** INPUT ROWS **

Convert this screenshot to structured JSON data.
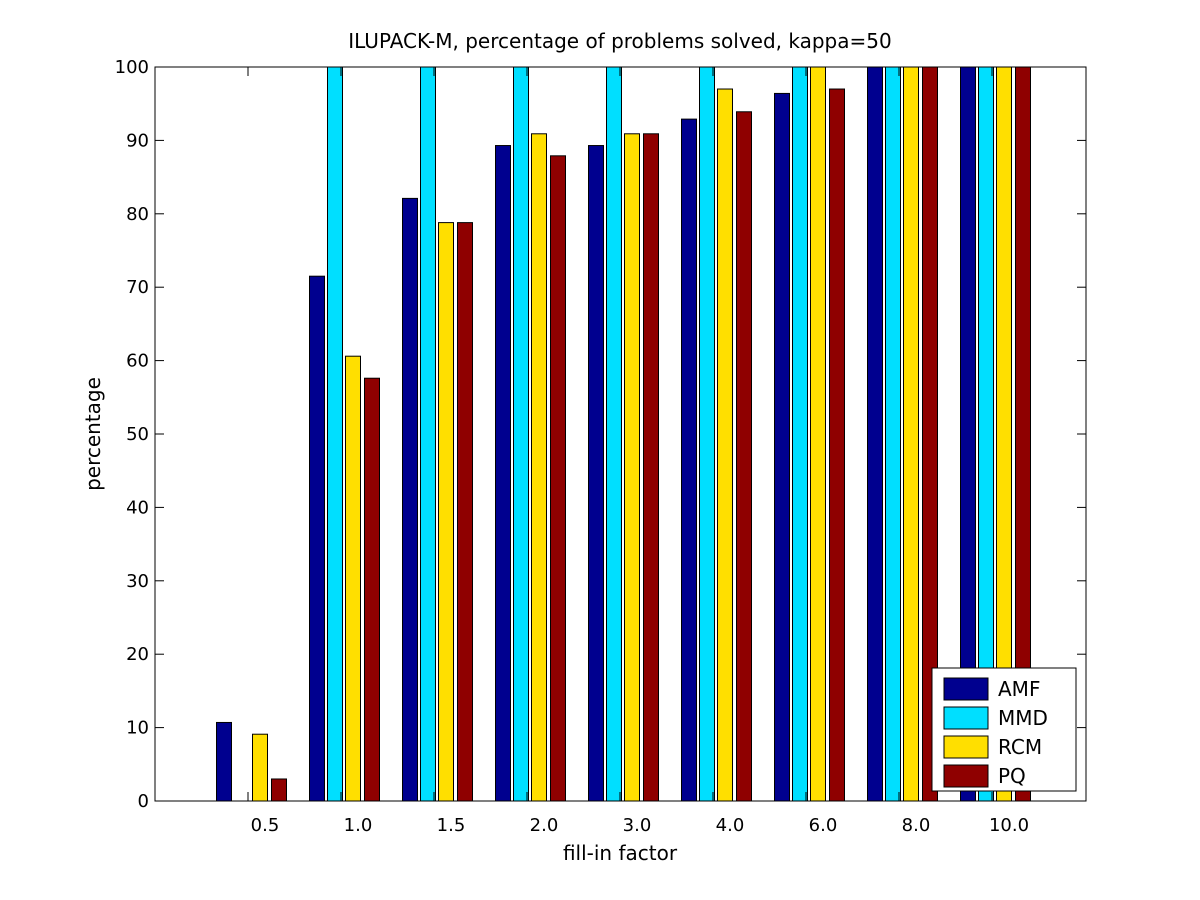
{
  "chart_data": {
    "type": "bar",
    "title": "ILUPACK-M, percentage of problems solved, kappa=50",
    "xlabel": "fill-in factor",
    "ylabel": "percentage",
    "categories": [
      "0.5",
      "1.0",
      "1.5",
      "2.0",
      "3.0",
      "4.0",
      "6.0",
      "8.0",
      "10.0"
    ],
    "ylim": [
      0,
      100
    ],
    "yticks": [
      0,
      10,
      20,
      30,
      40,
      50,
      60,
      70,
      80,
      90,
      100
    ],
    "grid": false,
    "legend_position": "bottom-right",
    "series": [
      {
        "name": "AMF",
        "color": "#00008f",
        "values": [
          10.7,
          71.5,
          82.1,
          89.3,
          89.3,
          92.9,
          96.4,
          100,
          100
        ]
      },
      {
        "name": "MMD",
        "color": "#00dfff",
        "values": [
          0,
          100,
          100,
          100,
          100,
          100,
          100,
          100,
          100
        ]
      },
      {
        "name": "RCM",
        "color": "#ffdf00",
        "values": [
          9.1,
          60.6,
          78.8,
          90.9,
          90.9,
          97.0,
          100,
          100,
          100
        ]
      },
      {
        "name": "PQ",
        "color": "#8f0000",
        "values": [
          3.0,
          57.6,
          78.8,
          87.9,
          90.9,
          93.9,
          97.0,
          100,
          100
        ]
      }
    ]
  }
}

** WORK TO DO **
Reproduce the material word for word. Any pictures should be left out of the copy.

** RESPONSE **
Convert this screenshot to structured JSON data.
{
  "chart_data": {
    "type": "bar",
    "title": "ILUPACK-M, percentage of problems solved, kappa=50",
    "xlabel": "fill-in factor",
    "ylabel": "percentage",
    "categories": [
      "0.5",
      "1.0",
      "1.5",
      "2.0",
      "3.0",
      "4.0",
      "6.0",
      "8.0",
      "10.0"
    ],
    "ylim": [
      0,
      100
    ],
    "yticks": [
      0,
      10,
      20,
      30,
      40,
      50,
      60,
      70,
      80,
      90,
      100
    ],
    "grid": false,
    "legend_position": "bottom-right",
    "series": [
      {
        "name": "AMF",
        "color": "#00008f",
        "values": [
          10.7,
          71.5,
          82.1,
          89.3,
          89.3,
          92.9,
          96.4,
          100,
          100
        ]
      },
      {
        "name": "MMD",
        "color": "#00dfff",
        "values": [
          0,
          100,
          100,
          100,
          100,
          100,
          100,
          100,
          100
        ]
      },
      {
        "name": "RCM",
        "color": "#ffdf00",
        "values": [
          9.1,
          60.6,
          78.8,
          90.9,
          90.9,
          97.0,
          100,
          100,
          100
        ]
      },
      {
        "name": "PQ",
        "color": "#8f0000",
        "values": [
          3.0,
          57.6,
          78.8,
          87.9,
          90.9,
          93.9,
          97.0,
          100,
          100
        ]
      }
    ]
  }
}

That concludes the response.